▸ The task
Starting at the line with "Serialize everything readable" in it, reproduce each line below through the last one, exactly, and include nothing else.

(Collected data entries)
▬▬▬▬▬▬▬▬▬▬

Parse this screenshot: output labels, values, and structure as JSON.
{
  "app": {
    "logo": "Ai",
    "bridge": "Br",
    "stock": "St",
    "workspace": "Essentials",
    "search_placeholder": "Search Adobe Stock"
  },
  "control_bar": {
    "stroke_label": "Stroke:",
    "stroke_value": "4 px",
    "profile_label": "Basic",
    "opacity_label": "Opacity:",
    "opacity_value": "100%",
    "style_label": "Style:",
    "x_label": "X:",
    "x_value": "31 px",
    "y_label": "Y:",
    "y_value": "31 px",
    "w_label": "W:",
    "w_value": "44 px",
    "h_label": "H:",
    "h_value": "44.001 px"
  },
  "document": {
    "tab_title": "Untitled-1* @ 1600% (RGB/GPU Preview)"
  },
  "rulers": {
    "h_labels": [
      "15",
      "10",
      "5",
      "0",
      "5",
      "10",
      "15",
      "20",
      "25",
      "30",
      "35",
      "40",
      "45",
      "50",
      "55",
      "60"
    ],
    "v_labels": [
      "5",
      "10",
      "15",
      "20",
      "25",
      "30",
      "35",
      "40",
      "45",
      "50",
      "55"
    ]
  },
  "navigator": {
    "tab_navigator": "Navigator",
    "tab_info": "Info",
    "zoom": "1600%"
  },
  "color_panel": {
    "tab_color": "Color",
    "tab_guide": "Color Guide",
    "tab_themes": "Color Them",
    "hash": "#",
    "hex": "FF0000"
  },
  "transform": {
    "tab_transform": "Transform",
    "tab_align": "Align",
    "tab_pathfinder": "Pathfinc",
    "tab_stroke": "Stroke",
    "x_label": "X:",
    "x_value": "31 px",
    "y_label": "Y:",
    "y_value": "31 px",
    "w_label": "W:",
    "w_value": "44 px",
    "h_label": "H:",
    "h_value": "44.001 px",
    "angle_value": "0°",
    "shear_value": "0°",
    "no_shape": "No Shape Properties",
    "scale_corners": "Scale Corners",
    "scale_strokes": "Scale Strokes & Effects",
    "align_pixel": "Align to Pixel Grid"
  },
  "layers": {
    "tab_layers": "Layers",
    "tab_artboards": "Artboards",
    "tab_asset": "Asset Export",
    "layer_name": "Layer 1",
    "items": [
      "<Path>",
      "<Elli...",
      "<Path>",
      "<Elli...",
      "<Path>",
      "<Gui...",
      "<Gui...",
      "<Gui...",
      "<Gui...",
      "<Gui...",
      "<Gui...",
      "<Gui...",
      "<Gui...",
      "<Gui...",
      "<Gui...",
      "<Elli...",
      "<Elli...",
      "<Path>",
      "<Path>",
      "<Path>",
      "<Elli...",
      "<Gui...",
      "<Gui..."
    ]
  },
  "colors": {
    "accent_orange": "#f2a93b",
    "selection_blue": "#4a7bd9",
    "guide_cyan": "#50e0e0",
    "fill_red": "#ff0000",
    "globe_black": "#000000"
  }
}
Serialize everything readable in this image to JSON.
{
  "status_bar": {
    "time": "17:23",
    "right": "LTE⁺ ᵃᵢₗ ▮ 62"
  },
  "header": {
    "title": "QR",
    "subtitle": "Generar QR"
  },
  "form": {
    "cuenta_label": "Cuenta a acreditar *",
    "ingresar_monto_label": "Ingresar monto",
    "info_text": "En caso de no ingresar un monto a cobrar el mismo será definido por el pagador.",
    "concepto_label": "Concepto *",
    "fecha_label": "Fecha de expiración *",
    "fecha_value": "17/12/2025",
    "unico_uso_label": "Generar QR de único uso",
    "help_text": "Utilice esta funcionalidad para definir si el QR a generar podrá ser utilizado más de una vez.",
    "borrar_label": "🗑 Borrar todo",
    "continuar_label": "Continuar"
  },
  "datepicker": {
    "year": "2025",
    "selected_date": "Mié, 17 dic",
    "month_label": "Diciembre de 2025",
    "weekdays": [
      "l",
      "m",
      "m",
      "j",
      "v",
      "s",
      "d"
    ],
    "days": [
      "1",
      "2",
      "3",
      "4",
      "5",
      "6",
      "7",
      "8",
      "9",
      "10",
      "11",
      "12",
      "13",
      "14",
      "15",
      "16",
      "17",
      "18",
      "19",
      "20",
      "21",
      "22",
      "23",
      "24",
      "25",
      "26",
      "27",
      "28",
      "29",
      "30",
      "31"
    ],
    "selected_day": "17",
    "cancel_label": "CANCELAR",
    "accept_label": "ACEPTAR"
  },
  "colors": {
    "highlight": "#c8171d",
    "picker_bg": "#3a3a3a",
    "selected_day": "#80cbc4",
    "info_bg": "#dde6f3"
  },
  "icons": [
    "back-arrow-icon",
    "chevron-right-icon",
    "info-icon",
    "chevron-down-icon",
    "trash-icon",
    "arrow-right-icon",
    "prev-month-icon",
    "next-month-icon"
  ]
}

▬▬▬▬▬▬▬▬▬▬

▸ Written response
Serialize everything readable in this image to JSON.
{
  "status_bar": {
    "time": "17:23",
    "right": "LTE⁺ ᵃᵢₗ ▮ 62"
  },
  "header": {
    "title": "QR",
    "subtitle": "Generar QR"
  },
  "form": {
    "cuenta_label": "Cuenta a acreditar *",
    "ingresar_monto_label": "Ingresar monto",
    "info_text": "En caso de no ingresar un monto a cobrar el mismo será definido por el pagador.",
    "concepto_label": "Concepto *",
    "fecha_label": "Fecha de expiración *",
    "fecha_value": "17/12/2025",
    "unico_uso_label": "Generar QR de único uso",
    "help_text": "Utilice esta funcionalidad para definir si el QR a generar podrá ser utilizado más de una vez.",
    "borrar_label": "🗑 Borrar todo",
    "continuar_label": "Continuar"
  },
  "datepicker": {
    "year": "2025",
    "selected_date": "Mié, 17 dic",
    "month_label": "Diciembre de 2025",
    "weekdays": [
      "l",
      "m",
      "m",
      "j",
      "v",
      "s",
      "d"
    ],
    "days": [
      "1",
      "2",
      "3",
      "4",
      "5",
      "6",
      "7",
      "8",
      "9",
      "10",
      "11",
      "12",
      "13",
      "14",
      "15",
      "16",
      "17",
      "18",
      "19",
      "20",
      "21",
      "22",
      "23",
      "24",
      "25",
      "26",
      "27",
      "28",
      "29",
      "30",
      "31"
    ],
    "selected_day": "17",
    "cancel_label": "CANCELAR",
    "accept_label": "ACEPTAR"
  },
  "colors": {
    "highlight": "#c8171d",
    "picker_bg": "#3a3a3a",
    "selected_day": "#80cbc4",
    "info_bg": "#dde6f3"
  },
  "icons": [
    "back-arrow-icon",
    "chevron-right-icon",
    "info-icon",
    "chevron-down-icon",
    "trash-icon",
    "arrow-right-icon",
    "prev-month-icon",
    "next-month-icon"
  ]
}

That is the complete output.